==== Material provided ====

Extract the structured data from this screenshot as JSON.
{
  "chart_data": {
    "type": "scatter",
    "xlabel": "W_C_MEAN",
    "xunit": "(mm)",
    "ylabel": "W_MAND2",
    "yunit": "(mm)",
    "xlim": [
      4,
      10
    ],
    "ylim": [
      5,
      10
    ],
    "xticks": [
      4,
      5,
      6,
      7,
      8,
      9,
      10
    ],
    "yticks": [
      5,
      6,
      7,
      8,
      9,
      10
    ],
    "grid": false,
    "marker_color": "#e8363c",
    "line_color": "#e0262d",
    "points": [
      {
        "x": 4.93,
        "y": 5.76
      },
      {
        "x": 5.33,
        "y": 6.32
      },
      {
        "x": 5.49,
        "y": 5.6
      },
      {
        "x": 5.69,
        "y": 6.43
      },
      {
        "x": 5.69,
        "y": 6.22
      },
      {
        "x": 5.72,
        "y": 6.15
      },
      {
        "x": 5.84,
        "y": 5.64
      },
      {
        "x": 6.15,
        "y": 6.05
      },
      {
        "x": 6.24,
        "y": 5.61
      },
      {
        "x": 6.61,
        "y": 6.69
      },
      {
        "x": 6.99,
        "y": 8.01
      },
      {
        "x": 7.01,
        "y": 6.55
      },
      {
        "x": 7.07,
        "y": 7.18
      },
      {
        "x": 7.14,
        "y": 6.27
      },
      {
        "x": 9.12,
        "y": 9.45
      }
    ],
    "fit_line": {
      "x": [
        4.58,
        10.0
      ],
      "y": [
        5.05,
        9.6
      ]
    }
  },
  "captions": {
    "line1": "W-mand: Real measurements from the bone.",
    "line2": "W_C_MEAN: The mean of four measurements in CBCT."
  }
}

====

■ Given exercise
Give back the whole listing exactly as it reads.

■ Correct output
Extract the structured data from this screenshot as JSON.
{
  "chart_data": {
    "type": "scatter",
    "xlabel": "W_C_MEAN",
    "xunit": "(mm)",
    "ylabel": "W_MAND2",
    "yunit": "(mm)",
    "xlim": [
      4,
      10
    ],
    "ylim": [
      5,
      10
    ],
    "xticks": [
      4,
      5,
      6,
      7,
      8,
      9,
      10
    ],
    "yticks": [
      5,
      6,
      7,
      8,
      9,
      10
    ],
    "grid": false,
    "marker_color": "#e8363c",
    "line_color": "#e0262d",
    "points": [
      {
        "x": 4.93,
        "y": 5.76
      },
      {
        "x": 5.33,
        "y": 6.32
      },
      {
        "x": 5.49,
        "y": 5.6
      },
      {
        "x": 5.69,
        "y": 6.43
      },
      {
        "x": 5.69,
        "y": 6.22
      },
      {
        "x": 5.72,
        "y": 6.15
      },
      {
        "x": 5.84,
        "y": 5.64
      },
      {
        "x": 6.15,
        "y": 6.05
      },
      {
        "x": 6.24,
        "y": 5.61
      },
      {
        "x": 6.61,
        "y": 6.69
      },
      {
        "x": 6.99,
        "y": 8.01
      },
      {
        "x": 7.01,
        "y": 6.55
      },
      {
        "x": 7.07,
        "y": 7.18
      },
      {
        "x": 7.14,
        "y": 6.27
      },
      {
        "x": 9.12,
        "y": 9.45
      }
    ],
    "fit_line": {
      "x": [
        4.58,
        10.0
      ],
      "y": [
        5.05,
        9.6
      ]
    }
  },
  "captions": {
    "line1": "W-mand: Real measurements from the bone.",
    "line2": "W_C_MEAN: The mean of four measurements in CBCT."
  }
}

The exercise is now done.